* DIRECTION: Without the images, write out all of the following entries exactly.

— START OF SOURCE RECORDS —

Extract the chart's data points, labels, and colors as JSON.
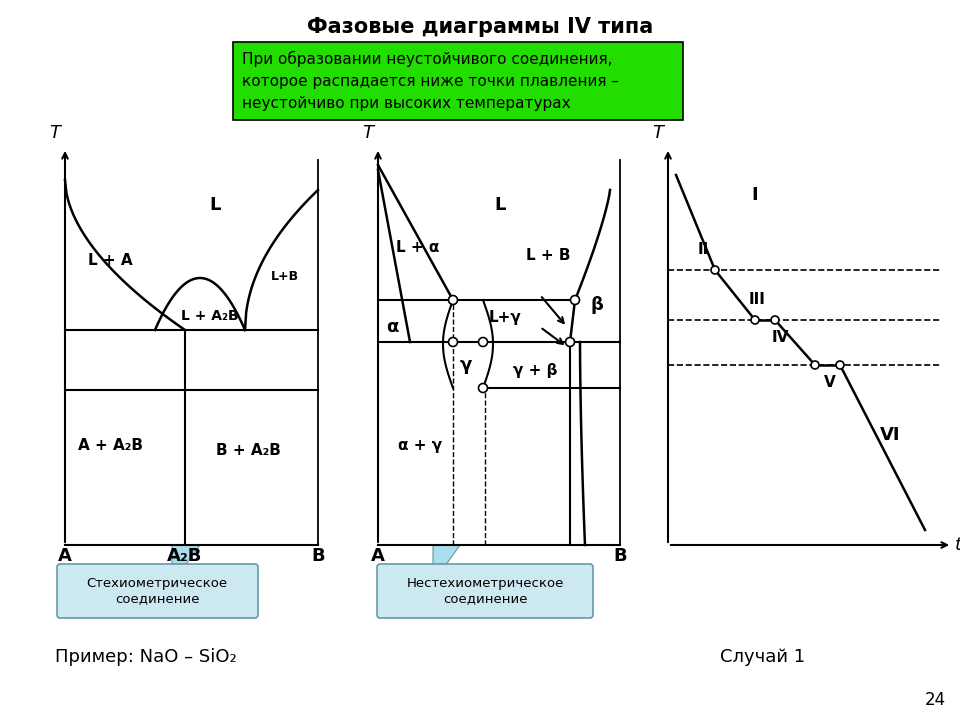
{
  "title": "Фазовые диаграммы IV типа",
  "title_fontsize": 15,
  "green_box_text": "При образовании неустойчивого соединения,\nкоторое распадается ниже точки плавления –\nнеустойчиво при высоких температурах",
  "subtitle_case": "Случай 1",
  "example_text": "Пример: NaO – SiO₂",
  "page_number": "24",
  "box1_label": "Стехиометрическое\nсоединение",
  "box2_label": "Нестехиометрическое\nсоединение",
  "background_color": "#ffffff",
  "green_color": "#22dd00",
  "light_blue_color": "#aaddee"
}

— END OF SOURCE RECORDS —

* FINISHED TASK:
Extract the chart's data points, labels, and colors as JSON.
{
  "title": "Фазовые диаграммы IV типа",
  "title_fontsize": 15,
  "green_box_text": "При образовании неустойчивого соединения,\nкоторое распадается ниже точки плавления –\nнеустойчиво при высоких температурах",
  "subtitle_case": "Случай 1",
  "example_text": "Пример: NaO – SiO₂",
  "page_number": "24",
  "box1_label": "Стехиометрическое\nсоединение",
  "box2_label": "Нестехиометрическое\nсоединение",
  "background_color": "#ffffff",
  "green_color": "#22dd00",
  "light_blue_color": "#aaddee"
}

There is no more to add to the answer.